**What is asked:**
Extract the full listing verbatim and drop any pictures from your copy.

* * * * * * * * *

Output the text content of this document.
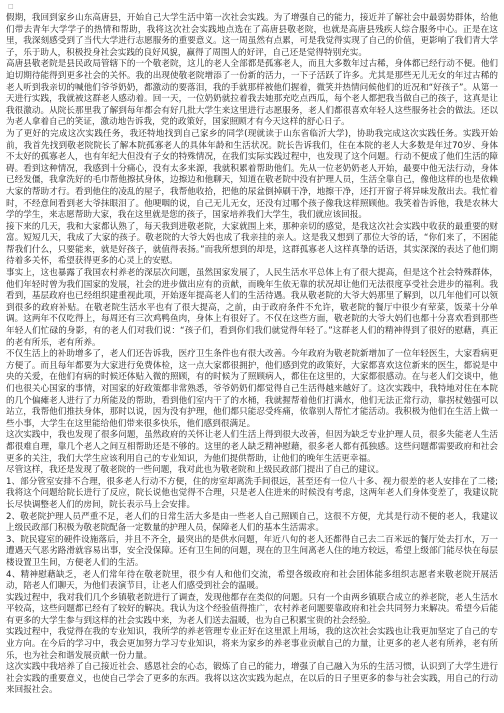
□

假期，我回到家乡山东高唐县，开始自己大学生活中第一次社会实践。为了增强自己的能力，接近并了解社会中最弱势群体，给他们带去青年大学学子的热情和帮助，我将这次社会实践地点选在了高唐县敬老院，也就是高唐县残疾人综合服务中心。正是在这里，我深刻感受到了当代大学进行志愿服务的重要意义。这一周虽然有点累，可是我觉得实现了自己的价值，更影响了我们青大学子，乐于助人，积极投身社会实践的良好风貌，赢得了周围人的好评，自己还是觉得特别充实。

高唐县敬老院是县民政局管辖下的一个敬老院，这儿的老人全部都是孤寡老人，而且大多数年过古稀，身体都已经行动不便。他们迫切期待能得到更多社会的关怀。我的出现使敬老院增添了一份新的活力，一下子活跃了许多。尤其是那些无儿无女的年过古稀的老人听到我亲切的喊他们爷爷奶奶，都激动的要落泪，我的手就那样被他们握着，微笑并热情问候他们的近况和“好孩子”。从第一天进行实践，我就被这群老人感动着。回一天，一位奶奶就拉着我去她那充吃点西瓜，每个老人都把我当做自己的孩子，这真是让我很激动。从院长那里我了解到每年都会有好几批大学生来这里进行志愿服务，老人们都很喜欢年轻人这些服务社会的做法。还以为老人拿着自己的笑证，激动地告诉我，党的政策好，国家照顾才有今天这样的舒心日子。

为了更好的完成这次实践任务，我还特地找到自己家乡的同学(现就读于山东省临沂大学)，协助我完成这次实践任务。实践开始前，我首先找到敬老院院长了解本院孤寡老人的具体年龄和生活状况。院长告诉我们，住在本院的老人大多数是年过70岁、身体不太好的孤寡老人，也有年纪大但没有子女的特殊情况，在我们实际实践过程中，也发现了这个问题。行动不便成了他们生活的障碍。看到这种情况，我感到十分痛心，没有太多来源，我就积累着帮助他们。先从一位老奶奶老人开始，最要中他无法行动，身体已经发僵，我拿洗好的毛巾帮他擦拭身体，边擦边和他聊天，知道在敬老院中没有护理人员，生活全靠自己，像他这样的也是依赖大家的帮助才行。看到他住的凌乱的屋子，我帮他收拾，把他的尿盆倒掉刷干净，地擦干净，还打开窗子将异味发散出去。我忙着时，不经意间看到老大爷抹眼泪了。他哽咽的说，自己无儿无女，还没有过哪个孩子像我这样照顾他。我笑着告诉他，我是农林大学的学生，来志愿帮助大家，我在这里就是您的孩子，国家培养我们大学生，我们就应该回报。

接下来的几天，我和大家都认熟了，每天我到进敬老院，大家就围上来，那种亲切的感觉，是我这次社会实践中收获的最重要的财富。短短几天，我成了大家的孩子。敬老院的大爷大妈也成了我亲挂的亲人。这是我又想到了那位大爷的话，“你们来了，不困能帮我们什么，只要能来，就是好孩子，就值得表扬。”而我所想到的却是，这群孤寡老人这样真挚的话语，其实深深的表达了他们期待着多关怀，希望获得更多的心灵上的安慰。

事实上，这也暴露了我国农村养老的深层次问题，虽然国家发展了，人民生活水平总体上有了很大提高，但是这个社会特殊群体，他们年轻时曾为我们国家的发展，社会的进步做出应有的贡献，而晚年生依无靠的状况却让他们无法很度享受社会进步的福利。我看到，基层政府也已经组织建重视此项，开始逐年提高老人们的生活待遇。我从敬老院的大爷大妈那里了解到，以几年他们可以领到很多的政府补贴。在敬老院生活水平也有了很大提高，之前，由于政府条件不允许，敬老院的餐厅中很少有荤菜，饭菜十分单调。这两年不仅吃得上，每周还有三次鸡鸭鱼肉，身体上有很好了。不仅在这些方面，敬老院的大爷大妈们也都十分喜欢看到那些年轻人们忙碌的身影，有的老人们对我们说：“孩子们，看到你们我们就觉得年轻了。”这群老人们的精神得到了很好的慰藉，真正的老有所乐，老有所养。

不仅生活上的补助增多了，老人们还告诉我，医疗卫生条件也有很大改善。今年政府为敬老院新增加了一位年轻医生，大家看病更方便了。而且每年都要为大家进行免费体检，这一点大家都很拥护，他们感到党的政策好，大家都喜欢这位新来的医生，都说是中央的关爱，在他们有病的时候还体贴入微的照顾，有的时候为了照顾病人，都住在这里的，大家都很感动。在与老人们交谈中，他们也很关心国家的事情，对国家的好政策都非常熟悉，爷爷奶奶们都觉得自己生活得越来越好了。这次实践中，我特地对住在本院的几个偏瘫老人进行了力所能及的帮助，看到他们室内干了的水桶，我就握帮着他们打满水，他们无法正常行动，靠拐杖勉强可以站立，我帮他们推扶身体，那时以说，因为没有护理，他们都只能忍受疼痛，依靠别人帮忙才能活动。我积极为他们在生活上做一些小事，大学生在这里能给他们带来很多快乐，他们感到很满足。

这次实践中，我也发现了很多问题，虽然政府的关怀让老人们生活上得到很大改善，但因为缺乏专业护理人员，很多失能老人生活都很难自理，靠几个老人之间互相帮助还是不够的。这里的老人缺乏精神慰藉，很多老人都有孤独感。这些问题都需要政府和社会更多的关注，我们大学生应该利用自己的专业知识，为他们提供帮助，让他们的晚年生活更幸福。

尽管这样，我还是发现了敬老院的一些问题，我对此也为敬老院和上级民政部门提出了自己的建议。

1、部分管室安排不合理，很多老人行动不方便，住的房室却离洗手间很远，甚至还有一位八十多、视力很差的老人安排在了二楼;我将这个问题给院长进行了反应，院长说他也觉得不合理，只是老人住进来的时候没有考虑，这两年老人们身体变差了，我建议院长尽快调整老人们的房间，院长表示马上会安排。

2、敬老院护理人员严重不足，老人们的日常生活大多是由一些老人自己照顾自己，这很不方便，尤其是行动不便的老人，我建议上级民政部门积极为敬老院配备一定数量的护理人员，保障老人们的基本生活需求。

3、院民寝室的硬件设施落后，并且不齐全，最突出的是供水问题，年近八旬的老人还都得自己去二百米远的餐厅处去打水，万一遭遇天气恶劣路滑就容易出事，安全没保障。还有卫生间的问题，现在的卫生间离老人住的地方较远，希望上级部门能尽快在每层楼设置卫生间，方便老人们的生活。

4、精神慰藉缺乏，老人们常年待在敬老院里，很少有人和他们交流，希望各级政府和社会团体能多组织志愿者来敬老院开展活动，陪老人们聊天，为他们表演节目，让老人们感受到社会的温暖。

实践过程中，我对我们几个乡镇敬老院进行了调查，发现他都存在类似的问题。只有一个由两乡镇联合成立的养老院，老人生活水平较高，这些问题都已经有了较好的解决。我认为这个经验值得推广，农村养老问题要靠政府和社会共同努力来解决。希望今后能有更多的大学生参与到这样的社会实践中来，为老人们送去温暖，也为自己积累宝贵的社会经验。

实践过程中，我觉得在我的专业知识，我所学的养老管理专业正好在这里派上用场，我的这次社会实践也让我更加坚定了自己的专业方向。在今后的学习中，我会更加努力学习专业知识，将来为家乡的养老事业贡献自己的力量，让更多的老人老有所养，老有所乐，也为社会和谐发展贡献一份力量。

这次实践中我培养了自己接近社会、感恩社会的心态，锻炼了自己的能力，增强了自己融入为乐的生活习惯，认识到了大学生进行社会实践的重要意义，也使自己学会了更多的东西。我将以这次实践为起点，在以后的日子里更多的参与社会实践，用自己的行动来回报社会。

* * * * * * * * *

**Task solution:**
Output the text content of this document.
□

假期，我回到家乡山东高唐县，开始自己大学生活中第一次社会实践。为了增强自己的能力，接近并了解社会中最弱势群体，给他们带去青年大学学子的热情和帮助，我将这次社会实践地点选在了高唐县敬老院，也就是高唐县残疾人综合服务中心。正是在这里，我深刻感受到了当代大学进行志愿服务的重要意义。这一周虽然有点累，可是我觉得实现了自己的价值，更影响了我们青大学子，乐于助人，积极投身社会实践的良好风貌，赢得了周围人的好评，自己还是觉得特别充实。

高唐县敬老院是县民政局管辖下的一个敬老院，这儿的老人全部都是孤寡老人，而且大多数年过古稀，身体都已经行动不便。他们迫切期待能得到更多社会的关怀。我的出现使敬老院增添了一份新的活力，一下子活跃了许多。尤其是那些无儿无女的年过古稀的老人听到我亲切的喊他们爷爷奶奶，都激动的要落泪，我的手就那样被他们握着，微笑并热情问候他们的近况和“好孩子”。从第一天进行实践，我就被这群老人感动着。回一天，一位奶奶就拉着我去她那充吃点西瓜，每个老人都把我当做自己的孩子，这真是让我很激动。从院长那里我了解到每年都会有好几批大学生来这里进行志愿服务，老人们都很喜欢年轻人这些服务社会的做法。还以为老人拿着自己的笑证，激动地告诉我，党的政策好，国家照顾才有今天这样的舒心日子。

为了更好的完成这次实践任务，我还特地找到自己家乡的同学(现就读于山东省临沂大学)，协助我完成这次实践任务。实践开始前，我首先找到敬老院院长了解本院孤寡老人的具体年龄和生活状况。院长告诉我们，住在本院的老人大多数是年过70岁、身体不太好的孤寡老人，也有年纪大但没有子女的特殊情况，在我们实际实践过程中，也发现了这个问题。行动不便成了他们生活的障碍。看到这种情况，我感到十分痛心，没有太多来源，我就积累着帮助他们。先从一位老奶奶老人开始，最要中他无法行动，身体已经发僵，我拿洗好的毛巾帮他擦拭身体，边擦边和他聊天，知道在敬老院中没有护理人员，生活全靠自己，像他这样的也是依赖大家的帮助才行。看到他住的凌乱的屋子，我帮他收拾，把他的尿盆倒掉刷干净，地擦干净，还打开窗子将异味发散出去。我忙着时，不经意间看到老大爷抹眼泪了。他哽咽的说，自己无儿无女，还没有过哪个孩子像我这样照顾他。我笑着告诉他，我是农林大学的学生，来志愿帮助大家，我在这里就是您的孩子，国家培养我们大学生，我们就应该回报。

接下来的几天，我和大家都认熟了，每天我到进敬老院，大家就围上来，那种亲切的感觉，是我这次社会实践中收获的最重要的财富。短短几天，我成了大家的孩子。敬老院的大爷大妈也成了我亲挂的亲人。这是我又想到了那位大爷的话，“你们来了，不困能帮我们什么，只要能来，就是好孩子，就值得表扬。”而我所想到的却是，这群孤寡老人这样真挚的话语，其实深深的表达了他们期待着多关怀，希望获得更多的心灵上的安慰。

事实上，这也暴露了我国农村养老的深层次问题，虽然国家发展了，人民生活水平总体上有了很大提高，但是这个社会特殊群体，他们年轻时曾为我们国家的发展，社会的进步做出应有的贡献，而晚年生依无靠的状况却让他们无法很度享受社会进步的福利。我看到，基层政府也已经组织建重视此项，开始逐年提高老人们的生活待遇。我从敬老院的大爷大妈那里了解到，以几年他们可以领到很多的政府补贴。在敬老院生活水平也有了很大提高，之前，由于政府条件不允许，敬老院的餐厅中很少有荤菜，饭菜十分单调。这两年不仅吃得上，每周还有三次鸡鸭鱼肉，身体上有很好了。不仅在这些方面，敬老院的大爷大妈们也都十分喜欢看到那些年轻人们忙碌的身影，有的老人们对我们说：“孩子们，看到你们我们就觉得年轻了。”这群老人们的精神得到了很好的慰藉，真正的老有所乐，老有所养。

不仅生活上的补助增多了，老人们还告诉我，医疗卫生条件也有很大改善。今年政府为敬老院新增加了一位年轻医生，大家看病更方便了。而且每年都要为大家进行免费体检，这一点大家都很拥护，他们感到党的政策好，大家都喜欢这位新来的医生，都说是中央的关爱，在他们有病的时候还体贴入微的照顾，有的时候为了照顾病人，都住在这里的，大家都很感动。在与老人们交谈中，他们也很关心国家的事情，对国家的好政策都非常熟悉，爷爷奶奶们都觉得自己生活得越来越好了。这次实践中，我特地对住在本院的几个偏瘫老人进行了力所能及的帮助，看到他们室内干了的水桶，我就握帮着他们打满水，他们无法正常行动，靠拐杖勉强可以站立，我帮他们推扶身体，那时以说，因为没有护理，他们都只能忍受疼痛，依靠别人帮忙才能活动。我积极为他们在生活上做一些小事，大学生在这里能给他们带来很多快乐，他们感到很满足。

这次实践中，我也发现了很多问题，虽然政府的关怀让老人们生活上得到很大改善，但因为缺乏专业护理人员，很多失能老人生活都很难自理，靠几个老人之间互相帮助还是不够的。这里的老人缺乏精神慰藉，很多老人都有孤独感。这些问题都需要政府和社会更多的关注，我们大学生应该利用自己的专业知识，为他们提供帮助，让他们的晚年生活更幸福。

尽管这样，我还是发现了敬老院的一些问题，我对此也为敬老院和上级民政部门提出了自己的建议。

1、部分管室安排不合理，很多老人行动不方便，住的房室却离洗手间很远，甚至还有一位八十多、视力很差的老人安排在了二楼;我将这个问题给院长进行了反应，院长说他也觉得不合理，只是老人住进来的时候没有考虑，这两年老人们身体变差了，我建议院长尽快调整老人们的房间，院长表示马上会安排。

2、敬老院护理人员严重不足，老人们的日常生活大多是由一些老人自己照顾自己，这很不方便，尤其是行动不便的老人，我建议上级民政部门积极为敬老院配备一定数量的护理人员，保障老人们的基本生活需求。

3、院民寝室的硬件设施落后，并且不齐全，最突出的是供水问题，年近八旬的老人还都得自己去二百米远的餐厅处去打水，万一遭遇天气恶劣路滑就容易出事，安全没保障。还有卫生间的问题，现在的卫生间离老人住的地方较远，希望上级部门能尽快在每层楼设置卫生间，方便老人们的生活。

4、精神慰藉缺乏，老人们常年待在敬老院里，很少有人和他们交流，希望各级政府和社会团体能多组织志愿者来敬老院开展活动，陪老人们聊天，为他们表演节目，让老人们感受到社会的温暖。

实践过程中，我对我们几个乡镇敬老院进行了调查，发现他都存在类似的问题。只有一个由两乡镇联合成立的养老院，老人生活水平较高，这些问题都已经有了较好的解决。我认为这个经验值得推广，农村养老问题要靠政府和社会共同努力来解决。希望今后能有更多的大学生参与到这样的社会实践中来，为老人们送去温暖，也为自己积累宝贵的社会经验。

实践过程中，我觉得在我的专业知识，我所学的养老管理专业正好在这里派上用场，我的这次社会实践也让我更加坚定了自己的专业方向。在今后的学习中，我会更加努力学习专业知识，将来为家乡的养老事业贡献自己的力量，让更多的老人老有所养，老有所乐，也为社会和谐发展贡献一份力量。

这次实践中我培养了自己接近社会、感恩社会的心态，锻炼了自己的能力，增强了自己融入为乐的生活习惯，认识到了大学生进行社会实践的重要意义，也使自己学会了更多的东西。我将以这次实践为起点，在以后的日子里更多的参与社会实践，用自己的行动来回报社会。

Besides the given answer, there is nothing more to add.